> Enunciado A:
Reproduza o trecho do texto sobre o roubo compreendido entre "A moralidade vale" e "dias de 2017.", inclusive.

> Trecho selecionado:
========================================

A moralidade vale a pena?



Aqui estamos nós encerrando mais um ano. 2017, assim como 2016, não foi um ano muito amigável. Foi um ano que tirou pedaços, ferindo de morte algumas ilusões, não nos deu tempo de puxar um fôlego. O ano exigiu que despertássemos novas forças, nos obrigou a tomar uma atitude diante da vida... percebemos, desolados, que as escolhas estão acabando. Gostaria de falar aqui sobre algumas experiências que me marcaram nestes últimos dias de 2017.

Alguma semanas atrás eu terminei meu curso de psicanalise e quando cheguei em casa a vizinha, uma senhora normalmente simpática, estava nervosa e disse que tinha uma má notícia para mim. Várias casas tinham sido roubadas, incluindo a minha. Encontrei minhas coisas reviradas e percebi que todos os eletrônicos haviam sido levados. O roubo aconteceu momentos depois que escrevi meu último post. Os ladrões estavam aguardando minha ausência e entraram logo em seguida, arrombando três casas e, pra variar, ninguém viu nada e ninguém colaborou com nada. Percebi desde o inicio um um aroma de resignação em todos os comentários que ouvi da vizinhança e dos policiais. Segui minha peregrinação até a delegacia mais próxima e depois de duas tentativas frustradas, consegui me transformar em estatística.

Uma cena me veio à cabeça: os ladrões chegando com as malas cheias de quinquilharias em seu covil comemorando, apresentando os produtos de mais uma operação bem sucedida ao seu líder. Nesse momento ele, um homem mau encarado e velho, olha horrorizado para minha mala de academia e grita: seus idiotas! Vocês roubaram o Paulo! Devolvam isso imediatamente seus imbecis!! Lamentei profundamente não ser um agente secreto desmemoriado, ou um matador da cia aposentado louco para recolocar em prática minhas habilidades mortíferas adormecidas pela vida pacata de estudante de psicanalise. 

Poderia descrever todos aqueles detalhes sórdidos da burocracia, as fisionomias impermeabilizadas pelos rosários da tragédia alheia e a falta de estrutura do atendimento público, mas o ponto aqui é outro, creio. Tentei ouvir as pessoas ao meu redor. Elas diziam que esses ladrões deveriam morrer, enquanto os policiais disseram que ninguém vê ladrões, mas quando policiais fazem coisas erradas sempre aparece alguém para denunciar. Quando eu pedi as filmagens para uma vizinha simpática, ela disse que a polícia não iria usar as imagens e que não iria adiantar nada. E daí? Perguntei-me olhando para ela, por que precisa adiantar? Por que precisamos de argumentos para fazer a coisa certa? E se roubar valer a pena, vamos roubar? Por que (meu Deus) ela tinha quatro câmeras na frente da casa se elas não servem pra nada? Sorri e me despedi, agradecendo pela atenção.

========================================

> Registros:

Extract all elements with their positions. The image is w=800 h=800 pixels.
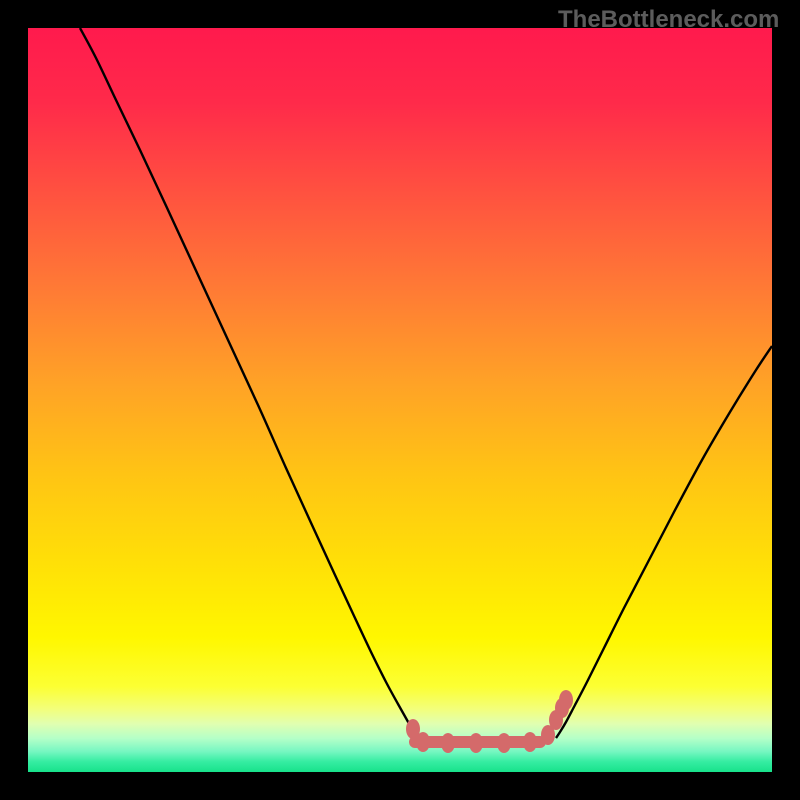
gradient-background	[28, 28, 772, 772]
watermark-text: TheBottleneck.com	[558, 6, 779, 34]
chart-stage: TheBottleneck.com	[0, 0, 800, 800]
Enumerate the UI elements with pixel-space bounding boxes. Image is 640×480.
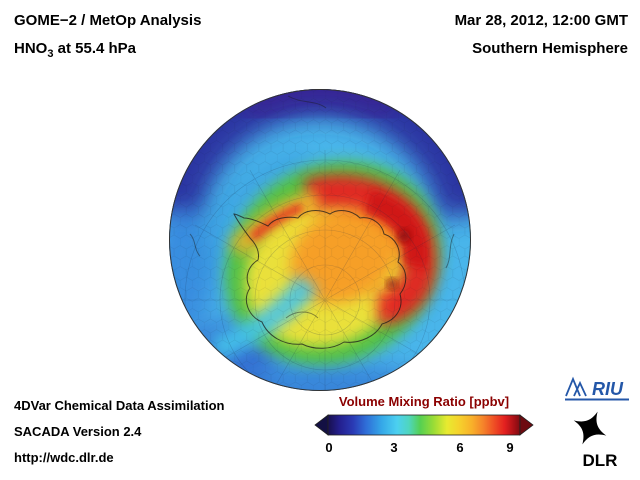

========================================

> Enunciado B:
Apresente todas as linhas dos registros em forma de tabela Markdown, com as colunas Número e Linha do registro, e omita as linhas em branco. Deixe as imagens de fora da resposta.

> Resposta esperada A:
A moralidade vale a pena?



Aqui estamos nós encerrando mais um ano. 2017, assim como 2016, não foi um ano muito amigável. Foi um ano que tirou pedaços, ferindo de morte algumas ilusões, não nos deu tempo de puxar um fôlego. O ano exigiu que despertássemos novas forças, nos obrigou a tomar uma atitude diante da vida... percebemos, desolados, que as escolhas estão acabando. Gostaria de falar aqui sobre algumas experiências que me marcaram nestes últimos dias de 2017.

> Resposta esperada B:
| Número | Linha do registro |
|---|---|
| 1 | Extract all elements with their positions. The image is w=800 h=800 pixels. |
| 2 | gradient-background	[28, 28, 772, 772] |
| 3 | watermark-text: TheBottleneck.com	[558, 6, 779, 34] |
| 4 | chart-stage: TheBottleneck.com	[0, 0, 800, 800] |
| 5 | Enumerate the UI elements with pixel-space bounding boxes. Image is 640×480. |